* [RECORDS TO PROCESS]:
----------

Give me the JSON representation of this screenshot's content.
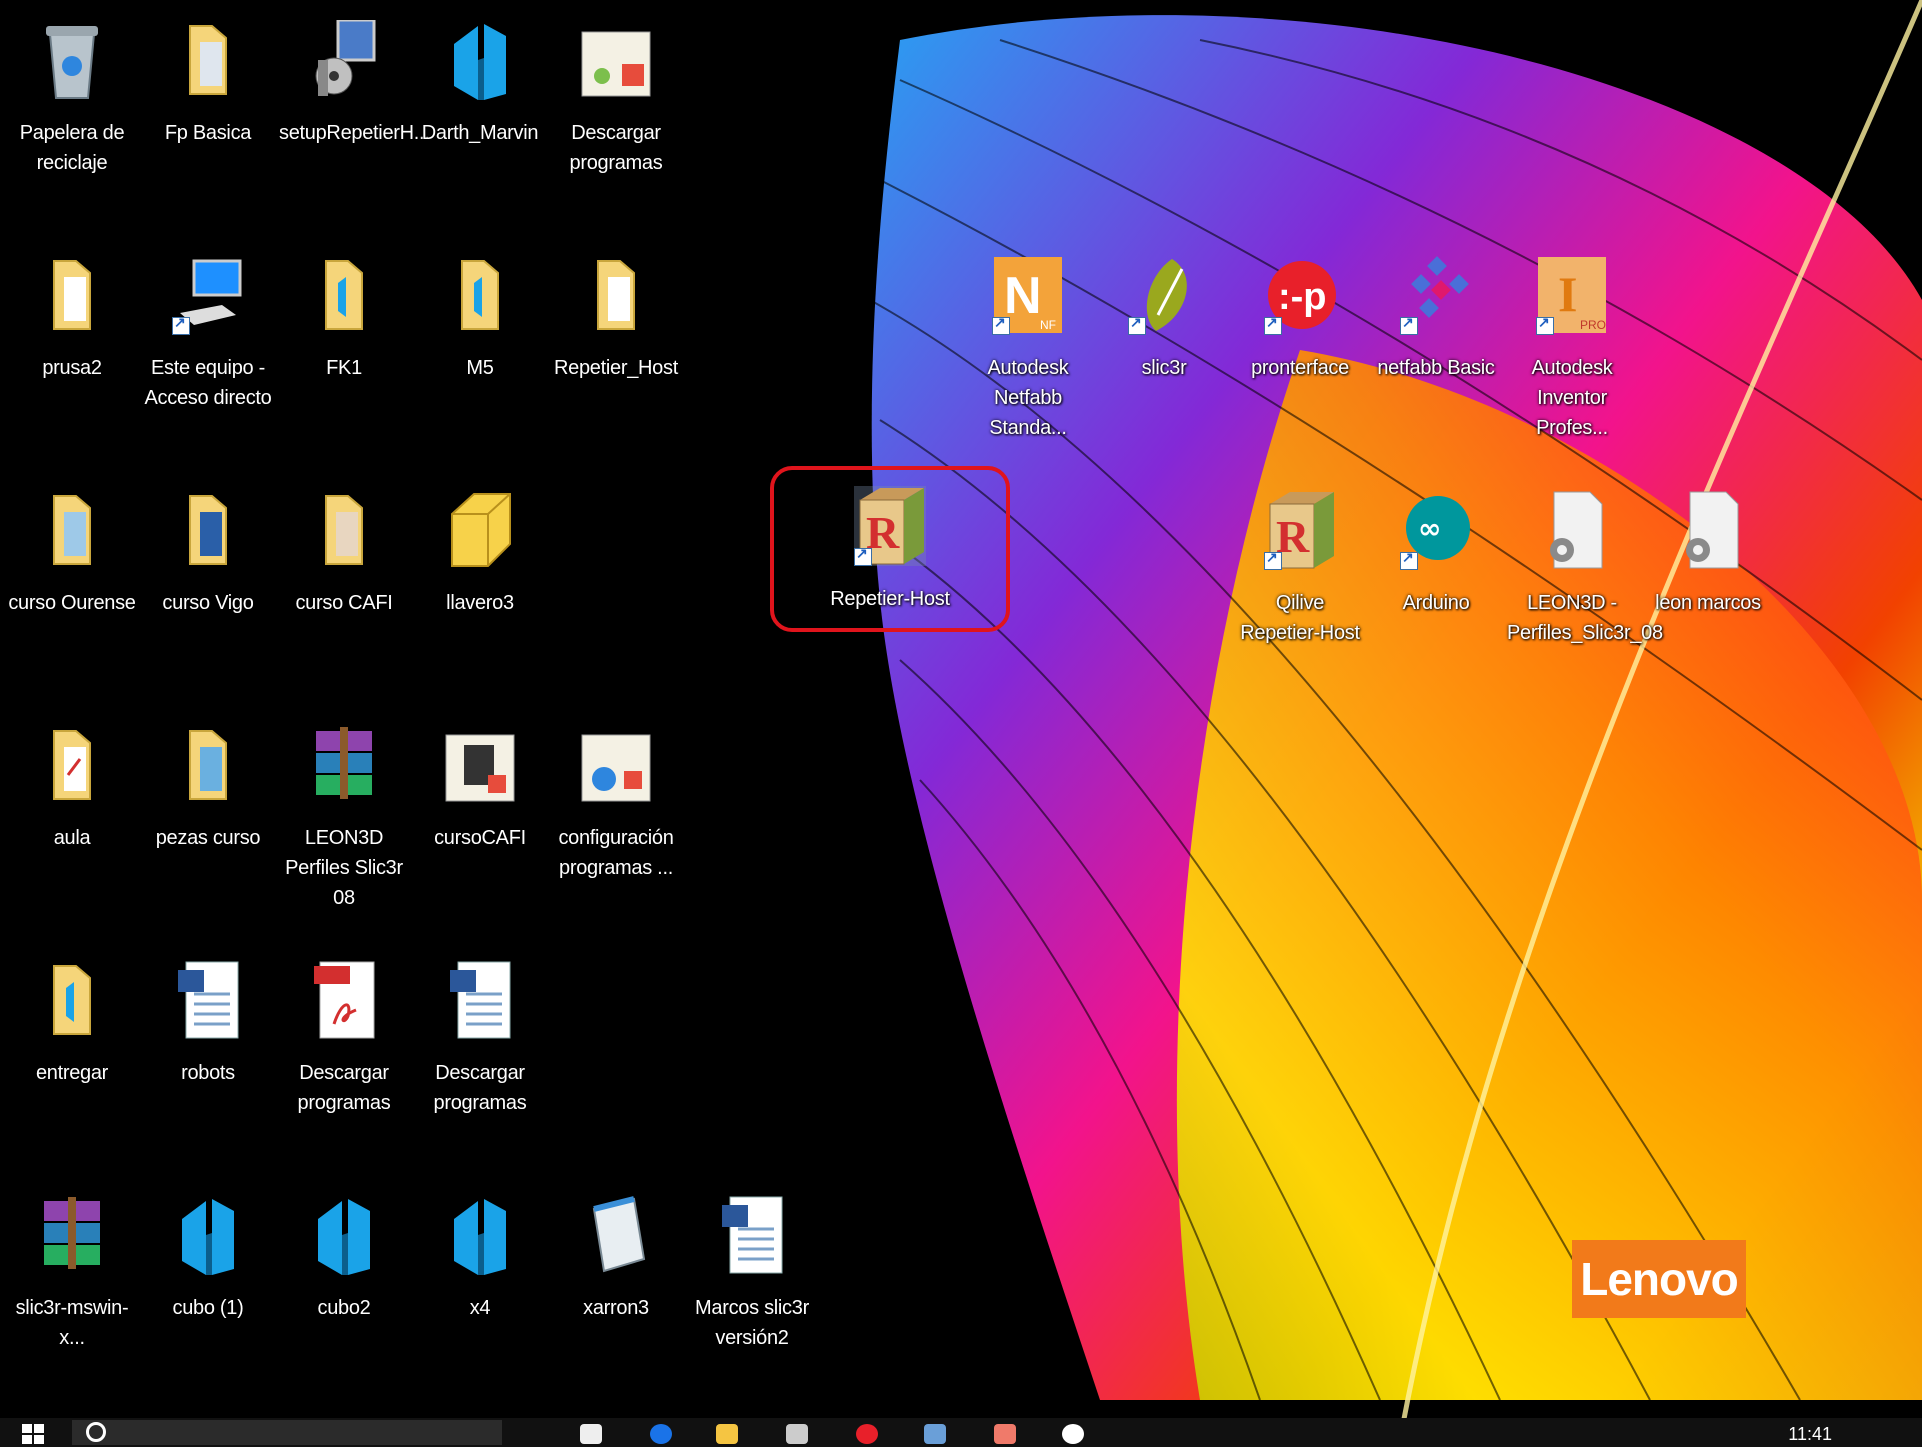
{
  "desktop": {
    "icons_left": [
      {
        "label": "Papelera de reciclaje",
        "icon": "recycle-bin-icon"
      },
      {
        "label": "Fp Basica",
        "icon": "folder-icon"
      },
      {
        "label": "setupRepetierH...",
        "icon": "installer-icon"
      },
      {
        "label": "Darth_Marvin",
        "icon": "3d-model-icon"
      },
      {
        "label": "Descargar programas",
        "icon": "image-file-icon"
      },
      {
        "label": "prusa2",
        "icon": "folder-icon"
      },
      {
        "label": "Este equipo - Acceso directo",
        "icon": "computer-icon"
      },
      {
        "label": "FK1",
        "icon": "folder-icon"
      },
      {
        "label": "M5",
        "icon": "folder-icon"
      },
      {
        "label": "Repetier_Host",
        "icon": "folder-icon"
      },
      {
        "label": "curso Ourense",
        "icon": "folder-icon"
      },
      {
        "label": "curso Vigo",
        "icon": "folder-icon"
      },
      {
        "label": "curso CAFI",
        "icon": "folder-icon"
      },
      {
        "label": "llavero3",
        "icon": "cube-file-icon"
      },
      {
        "label": "aula",
        "icon": "folder-icon"
      },
      {
        "label": "pezas curso",
        "icon": "folder-icon"
      },
      {
        "label": "LEON3D Perfiles Slic3r 08",
        "icon": "winrar-icon"
      },
      {
        "label": "cursoCAFI",
        "icon": "image-file-icon"
      },
      {
        "label": "configuración programas ...",
        "icon": "image-file-icon"
      },
      {
        "label": "entregar",
        "icon": "folder-icon"
      },
      {
        "label": "robots",
        "icon": "word-doc-icon"
      },
      {
        "label": "Descargar programas",
        "icon": "pdf-icon"
      },
      {
        "label": "Descargar programas",
        "icon": "word-doc-icon"
      },
      {
        "label": "slic3r-mswin-x...",
        "icon": "winrar-icon"
      },
      {
        "label": "cubo (1)",
        "icon": "3d-model-icon"
      },
      {
        "label": "cubo2",
        "icon": "3d-model-icon"
      },
      {
        "label": "x4",
        "icon": "3d-model-icon"
      },
      {
        "label": "xarron3",
        "icon": "notepad-icon"
      },
      {
        "label": "Marcos slic3r versión2",
        "icon": "word-doc-icon"
      }
    ],
    "icons_right": [
      {
        "label": "Autodesk Netfabb Standa...",
        "icon": "netfabb-icon"
      },
      {
        "label": "slic3r",
        "icon": "slic3r-icon"
      },
      {
        "label": "pronterface",
        "icon": "pronterface-icon"
      },
      {
        "label": "netfabb Basic",
        "icon": "netfabb-basic-icon"
      },
      {
        "label": "Autodesk Inventor Profes...",
        "icon": "inventor-icon"
      },
      {
        "label": "Repetier-Host",
        "icon": "repetier-icon"
      },
      {
        "label": "Qilive Repetier-Host",
        "icon": "repetier-icon"
      },
      {
        "label": "Arduino",
        "icon": "arduino-icon"
      },
      {
        "label": "LEON3D - Perfiles_Slic3r_08",
        "icon": "settings-file-icon"
      },
      {
        "label": "leon marcos",
        "icon": "settings-file-icon"
      }
    ],
    "brand": "Lenovo",
    "highlight_color": "#e0141c"
  },
  "taskbar": {
    "clock": "11:41"
  }
}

----------

* [GOAL]:
Lines containing "Autodesk" are to be counted. State the total and add nothing.

* [SOLUTION TO THIS PROBLEM]:
2